**Records from a data collection**

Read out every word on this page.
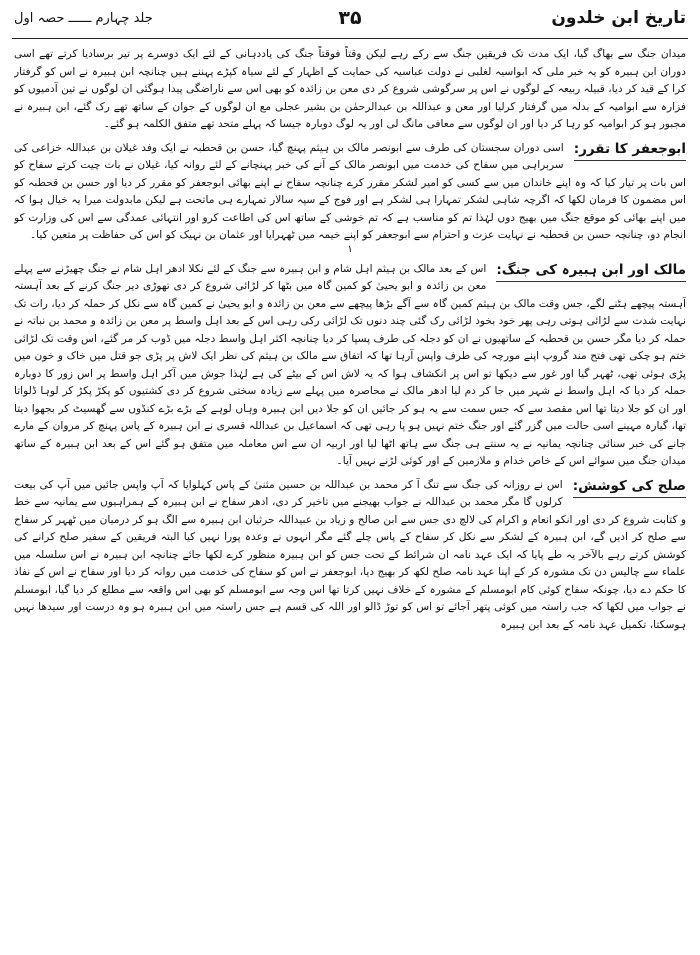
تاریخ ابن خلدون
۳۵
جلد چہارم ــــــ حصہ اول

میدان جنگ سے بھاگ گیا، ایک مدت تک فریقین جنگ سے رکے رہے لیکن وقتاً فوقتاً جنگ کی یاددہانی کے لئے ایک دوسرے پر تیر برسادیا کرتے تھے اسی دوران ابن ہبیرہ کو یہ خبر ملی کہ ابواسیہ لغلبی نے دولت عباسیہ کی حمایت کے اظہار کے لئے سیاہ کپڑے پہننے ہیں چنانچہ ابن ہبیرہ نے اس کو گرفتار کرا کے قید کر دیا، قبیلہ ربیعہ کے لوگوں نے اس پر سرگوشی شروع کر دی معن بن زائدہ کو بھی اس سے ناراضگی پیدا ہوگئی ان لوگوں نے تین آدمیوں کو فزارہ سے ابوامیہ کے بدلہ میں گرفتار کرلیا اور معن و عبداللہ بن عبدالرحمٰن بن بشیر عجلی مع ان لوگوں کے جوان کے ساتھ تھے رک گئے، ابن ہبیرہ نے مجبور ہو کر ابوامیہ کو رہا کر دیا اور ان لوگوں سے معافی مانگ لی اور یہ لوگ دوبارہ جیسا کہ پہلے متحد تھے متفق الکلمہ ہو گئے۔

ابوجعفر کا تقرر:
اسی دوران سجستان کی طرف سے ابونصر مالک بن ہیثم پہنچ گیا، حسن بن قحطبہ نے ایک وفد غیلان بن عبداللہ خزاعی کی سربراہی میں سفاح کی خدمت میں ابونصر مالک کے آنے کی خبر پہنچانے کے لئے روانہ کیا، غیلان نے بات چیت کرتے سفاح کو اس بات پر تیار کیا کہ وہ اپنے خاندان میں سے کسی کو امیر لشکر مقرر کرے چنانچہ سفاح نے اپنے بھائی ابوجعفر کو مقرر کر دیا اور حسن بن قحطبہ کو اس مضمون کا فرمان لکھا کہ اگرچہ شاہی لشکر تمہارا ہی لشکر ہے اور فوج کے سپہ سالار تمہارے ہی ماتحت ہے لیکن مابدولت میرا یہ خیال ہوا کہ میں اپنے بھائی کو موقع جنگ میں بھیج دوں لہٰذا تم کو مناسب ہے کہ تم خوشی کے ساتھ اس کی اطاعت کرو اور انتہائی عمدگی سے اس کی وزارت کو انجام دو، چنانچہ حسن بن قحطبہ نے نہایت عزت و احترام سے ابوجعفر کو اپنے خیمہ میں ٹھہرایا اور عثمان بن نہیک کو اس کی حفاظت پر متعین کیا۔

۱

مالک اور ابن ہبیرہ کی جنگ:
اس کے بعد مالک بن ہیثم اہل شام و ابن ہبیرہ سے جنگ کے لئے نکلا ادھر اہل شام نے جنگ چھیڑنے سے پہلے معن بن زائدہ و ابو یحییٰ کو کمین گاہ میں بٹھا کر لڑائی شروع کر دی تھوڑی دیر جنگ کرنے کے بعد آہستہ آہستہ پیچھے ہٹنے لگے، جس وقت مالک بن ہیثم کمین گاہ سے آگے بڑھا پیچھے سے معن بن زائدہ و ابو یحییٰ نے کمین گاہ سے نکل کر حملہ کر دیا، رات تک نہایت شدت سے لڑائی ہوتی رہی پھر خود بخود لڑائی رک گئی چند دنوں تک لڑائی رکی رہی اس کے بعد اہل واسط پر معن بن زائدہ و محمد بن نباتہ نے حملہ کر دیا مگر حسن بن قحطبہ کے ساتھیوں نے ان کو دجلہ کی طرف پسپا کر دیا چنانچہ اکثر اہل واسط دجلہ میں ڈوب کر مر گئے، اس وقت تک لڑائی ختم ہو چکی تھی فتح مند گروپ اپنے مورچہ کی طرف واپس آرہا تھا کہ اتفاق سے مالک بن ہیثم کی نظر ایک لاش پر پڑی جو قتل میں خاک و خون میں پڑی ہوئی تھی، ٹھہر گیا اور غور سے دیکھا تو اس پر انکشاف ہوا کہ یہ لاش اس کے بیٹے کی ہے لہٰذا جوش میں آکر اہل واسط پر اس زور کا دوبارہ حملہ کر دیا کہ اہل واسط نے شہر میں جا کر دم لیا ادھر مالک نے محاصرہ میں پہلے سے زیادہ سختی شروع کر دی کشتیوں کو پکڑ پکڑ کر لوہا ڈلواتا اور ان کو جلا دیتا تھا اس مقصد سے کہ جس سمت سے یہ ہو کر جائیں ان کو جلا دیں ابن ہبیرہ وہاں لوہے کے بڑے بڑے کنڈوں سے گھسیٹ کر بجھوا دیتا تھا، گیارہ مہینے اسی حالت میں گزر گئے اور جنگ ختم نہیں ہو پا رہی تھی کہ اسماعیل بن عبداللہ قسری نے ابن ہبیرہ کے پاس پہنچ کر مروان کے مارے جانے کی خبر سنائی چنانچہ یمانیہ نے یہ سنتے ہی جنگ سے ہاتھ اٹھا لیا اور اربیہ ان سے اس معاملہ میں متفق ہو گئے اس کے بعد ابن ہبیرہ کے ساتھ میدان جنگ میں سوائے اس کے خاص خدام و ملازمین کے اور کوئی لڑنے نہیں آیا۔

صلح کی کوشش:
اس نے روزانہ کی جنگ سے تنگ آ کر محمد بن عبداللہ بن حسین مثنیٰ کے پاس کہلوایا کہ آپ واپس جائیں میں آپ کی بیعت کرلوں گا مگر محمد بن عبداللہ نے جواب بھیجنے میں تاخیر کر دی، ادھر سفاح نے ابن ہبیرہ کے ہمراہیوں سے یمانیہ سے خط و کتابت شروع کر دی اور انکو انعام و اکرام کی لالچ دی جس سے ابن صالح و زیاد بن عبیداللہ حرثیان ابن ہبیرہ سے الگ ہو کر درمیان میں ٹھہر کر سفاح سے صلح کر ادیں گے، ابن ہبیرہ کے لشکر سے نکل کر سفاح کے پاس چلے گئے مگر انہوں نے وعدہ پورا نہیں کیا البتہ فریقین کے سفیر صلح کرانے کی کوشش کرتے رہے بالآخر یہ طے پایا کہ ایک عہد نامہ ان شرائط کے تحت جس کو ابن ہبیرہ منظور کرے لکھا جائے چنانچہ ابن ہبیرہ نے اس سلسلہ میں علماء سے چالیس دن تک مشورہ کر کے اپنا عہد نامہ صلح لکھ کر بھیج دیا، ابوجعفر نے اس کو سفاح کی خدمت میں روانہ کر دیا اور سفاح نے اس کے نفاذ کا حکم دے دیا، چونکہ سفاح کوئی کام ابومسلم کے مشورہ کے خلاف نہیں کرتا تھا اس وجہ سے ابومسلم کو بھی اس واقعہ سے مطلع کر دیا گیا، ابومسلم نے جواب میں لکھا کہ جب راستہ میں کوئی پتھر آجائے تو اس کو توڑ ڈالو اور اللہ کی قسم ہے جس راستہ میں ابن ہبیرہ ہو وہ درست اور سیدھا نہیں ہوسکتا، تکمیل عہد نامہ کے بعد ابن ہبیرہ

**Work to be completed**
Make an exact copy of the records shown above, without the pictures.

**Result of this exercise**
Read out every word on this page.
تاریخ ابن خلدون
۳۵
جلد چہارم ــــــ حصہ اول

میدان جنگ سے بھاگ گیا، ایک مدت تک فریقین جنگ سے رکے رہے لیکن وقتاً فوقتاً جنگ کی یاددہانی کے لئے ایک دوسرے پر تیر برسادیا کرتے تھے اسی دوران ابن ہبیرہ کو یہ خبر ملی کہ ابواسیہ لغلبی نے دولت عباسیہ کی حمایت کے اظہار کے لئے سیاہ کپڑے پہننے ہیں چنانچہ ابن ہبیرہ نے اس کو گرفتار کرا کے قید کر دیا، قبیلہ ربیعہ کے لوگوں نے اس پر سرگوشی شروع کر دی معن بن زائدہ کو بھی اس سے ناراضگی پیدا ہوگئی ان لوگوں نے تین آدمیوں کو فزارہ سے ابوامیہ کے بدلہ میں گرفتار کرلیا اور معن و عبداللہ بن عبدالرحمٰن بن بشیر عجلی مع ان لوگوں کے جوان کے ساتھ تھے رک گئے، ابن ہبیرہ نے مجبور ہو کر ابوامیہ کو رہا کر دیا اور ان لوگوں سے معافی مانگ لی اور یہ لوگ دوبارہ جیسا کہ پہلے متحد تھے متفق الکلمہ ہو گئے۔

ابوجعفر کا تقرر:
اسی دوران سجستان کی طرف سے ابونصر مالک بن ہیثم پہنچ گیا، حسن بن قحطبہ نے ایک وفد غیلان بن عبداللہ خزاعی کی سربراہی میں سفاح کی خدمت میں ابونصر مالک کے آنے کی خبر پہنچانے کے لئے روانہ کیا، غیلان نے بات چیت کرتے سفاح کو اس بات پر تیار کیا کہ وہ اپنے خاندان میں سے کسی کو امیر لشکر مقرر کرے چنانچہ سفاح نے اپنے بھائی ابوجعفر کو مقرر کر دیا اور حسن بن قحطبہ کو اس مضمون کا فرمان لکھا کہ اگرچہ شاہی لشکر تمہارا ہی لشکر ہے اور فوج کے سپہ سالار تمہارے ہی ماتحت ہے لیکن مابدولت میرا یہ خیال ہوا کہ میں اپنے بھائی کو موقع جنگ میں بھیج دوں لہٰذا تم کو مناسب ہے کہ تم خوشی کے ساتھ اس کی اطاعت کرو اور انتہائی عمدگی سے اس کی وزارت کو انجام دو، چنانچہ حسن بن قحطبہ نے نہایت عزت و احترام سے ابوجعفر کو اپنے خیمہ میں ٹھہرایا اور عثمان بن نہیک کو اس کی حفاظت پر متعین کیا۔

۱

مالک اور ابن ہبیرہ کی جنگ:
اس کے بعد مالک بن ہیثم اہل شام و ابن ہبیرہ سے جنگ کے لئے نکلا ادھر اہل شام نے جنگ چھیڑنے سے پہلے معن بن زائدہ و ابو یحییٰ کو کمین گاہ میں بٹھا کر لڑائی شروع کر دی تھوڑی دیر جنگ کرنے کے بعد آہستہ آہستہ پیچھے ہٹنے لگے، جس وقت مالک بن ہیثم کمین گاہ سے آگے بڑھا پیچھے سے معن بن زائدہ و ابو یحییٰ نے کمین گاہ سے نکل کر حملہ کر دیا، رات تک نہایت شدت سے لڑائی ہوتی رہی پھر خود بخود لڑائی رک گئی چند دنوں تک لڑائی رکی رہی اس کے بعد اہل واسط پر معن بن زائدہ و محمد بن نباتہ نے حملہ کر دیا مگر حسن بن قحطبہ کے ساتھیوں نے ان کو دجلہ کی طرف پسپا کر دیا چنانچہ اکثر اہل واسط دجلہ میں ڈوب کر مر گئے، اس وقت تک لڑائی ختم ہو چکی تھی فتح مند گروپ اپنے مورچہ کی طرف واپس آرہا تھا کہ اتفاق سے مالک بن ہیثم کی نظر ایک لاش پر پڑی جو قتل میں خاک و خون میں پڑی ہوئی تھی، ٹھہر گیا اور غور سے دیکھا تو اس پر انکشاف ہوا کہ یہ لاش اس کے بیٹے کی ہے لہٰذا جوش میں آکر اہل واسط پر اس زور کا دوبارہ حملہ کر دیا کہ اہل واسط نے شہر میں جا کر دم لیا ادھر مالک نے محاصرہ میں پہلے سے زیادہ سختی شروع کر دی کشتیوں کو پکڑ پکڑ کر لوہا ڈلواتا اور ان کو جلا دیتا تھا اس مقصد سے کہ جس سمت سے یہ ہو کر جائیں ان کو جلا دیں ابن ہبیرہ وہاں لوہے کے بڑے بڑے کنڈوں سے گھسیٹ کر بجھوا دیتا تھا، گیارہ مہینے اسی حالت میں گزر گئے اور جنگ ختم نہیں ہو پا رہی تھی کہ اسماعیل بن عبداللہ قسری نے ابن ہبیرہ کے پاس پہنچ کر مروان کے مارے جانے کی خبر سنائی چنانچہ یمانیہ نے یہ سنتے ہی جنگ سے ہاتھ اٹھا لیا اور اربیہ ان سے اس معاملہ میں متفق ہو گئے اس کے بعد ابن ہبیرہ کے ساتھ میدان جنگ میں سوائے اس کے خاص خدام و ملازمین کے اور کوئی لڑنے نہیں آیا۔

صلح کی کوشش:
اس نے روزانہ کی جنگ سے تنگ آ کر محمد بن عبداللہ بن حسین مثنیٰ کے پاس کہلوایا کہ آپ واپس جائیں میں آپ کی بیعت کرلوں گا مگر محمد بن عبداللہ نے جواب بھیجنے میں تاخیر کر دی، ادھر سفاح نے ابن ہبیرہ کے ہمراہیوں سے یمانیہ سے خط و کتابت شروع کر دی اور انکو انعام و اکرام کی لالچ دی جس سے ابن صالح و زیاد بن عبیداللہ حرثیان ابن ہبیرہ سے الگ ہو کر درمیان میں ٹھہر کر سفاح سے صلح کر ادیں گے، ابن ہبیرہ کے لشکر سے نکل کر سفاح کے پاس چلے گئے مگر انہوں نے وعدہ پورا نہیں کیا البتہ فریقین کے سفیر صلح کرانے کی کوشش کرتے رہے بالآخر یہ طے پایا کہ ایک عہد نامہ ان شرائط کے تحت جس کو ابن ہبیرہ منظور کرے لکھا جائے چنانچہ ابن ہبیرہ نے اس سلسلہ میں علماء سے چالیس دن تک مشورہ کر کے اپنا عہد نامہ صلح لکھ کر بھیج دیا، ابوجعفر نے اس کو سفاح کی خدمت میں روانہ کر دیا اور سفاح نے اس کے نفاذ کا حکم دے دیا، چونکہ سفاح کوئی کام ابومسلم کے مشورہ کے خلاف نہیں کرتا تھا اس وجہ سے ابومسلم کو بھی اس واقعہ سے مطلع کر دیا گیا، ابومسلم نے جواب میں لکھا کہ جب راستہ میں کوئی پتھر آجائے تو اس کو توڑ ڈالو اور اللہ کی قسم ہے جس راستہ میں ابن ہبیرہ ہو وہ درست اور سیدھا نہیں ہوسکتا، تکمیل عہد نامہ کے بعد ابن ہبیرہ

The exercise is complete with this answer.